_WHAT THE TASK REQUIRES_
Return the listing below verbatim. Pictures do not belong in the copy.

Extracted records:

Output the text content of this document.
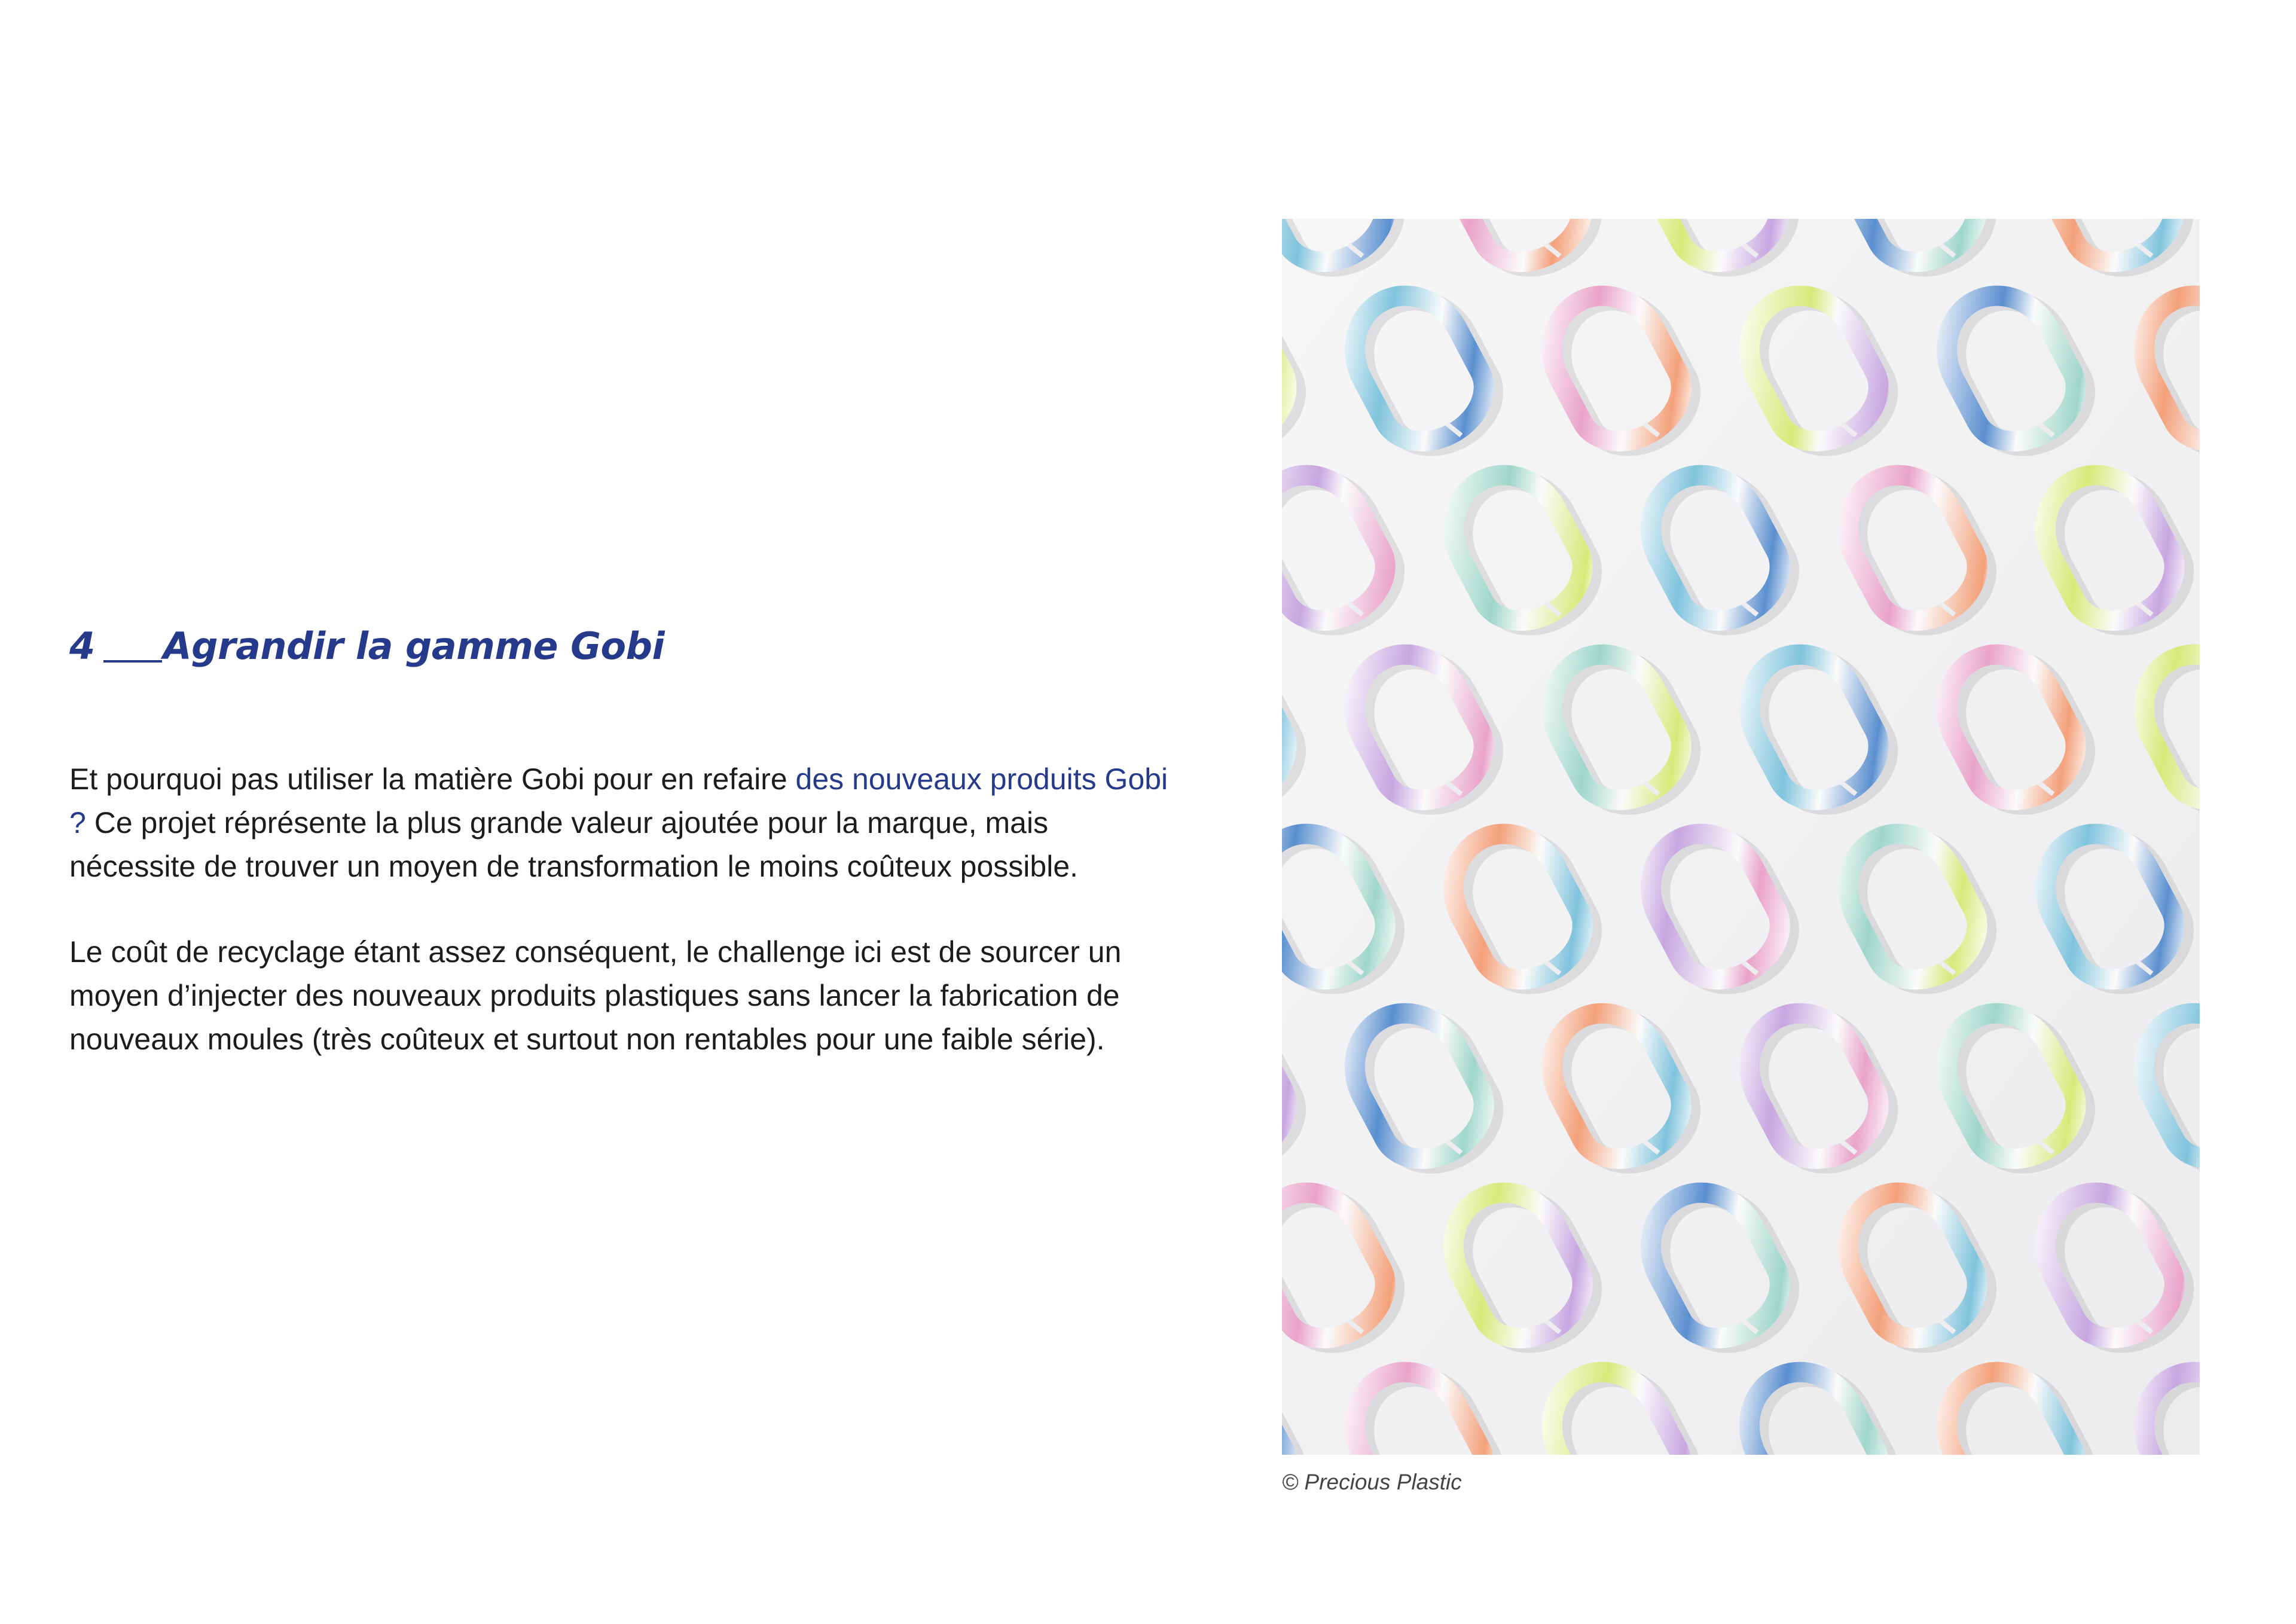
4 Agrandir la gamme Gobi

Et pourquoi pas utiliser la matière Gobi pour en refaire des nouveaux produits Gobi ? Ce projet réprésente la plus grande valeur ajoutée pour la marque, mais nécessite de trouver un moyen de transformation le moins coûteux possible.

Le coût de recyclage étant assez conséquent, le challenge ici est de sourcer un moyen d’injecter des nouveaux produits plastiques sans lancer la fabrication de nouveaux moules (très coûteux et surtout non rentables pour une faible série).

© Precious Plastic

_SOLUTION FOR THIS PROBLEM_
Output the text content of this document.
4 Agrandir la gamme Gobi

Et pourquoi pas utiliser la matière Gobi pour en refaire des nouveaux produits Gobi ? Ce projet réprésente la plus grande valeur ajoutée pour la marque, mais nécessite de trouver un moyen de transformation le moins coûteux possible.

Le coût de recyclage étant assez conséquent, le challenge ici est de sourcer un moyen d’injecter des nouveaux produits plastiques sans lancer la fabrication de nouveaux moules (très coûteux et surtout non rentables pour une faible série).

© Precious Plastic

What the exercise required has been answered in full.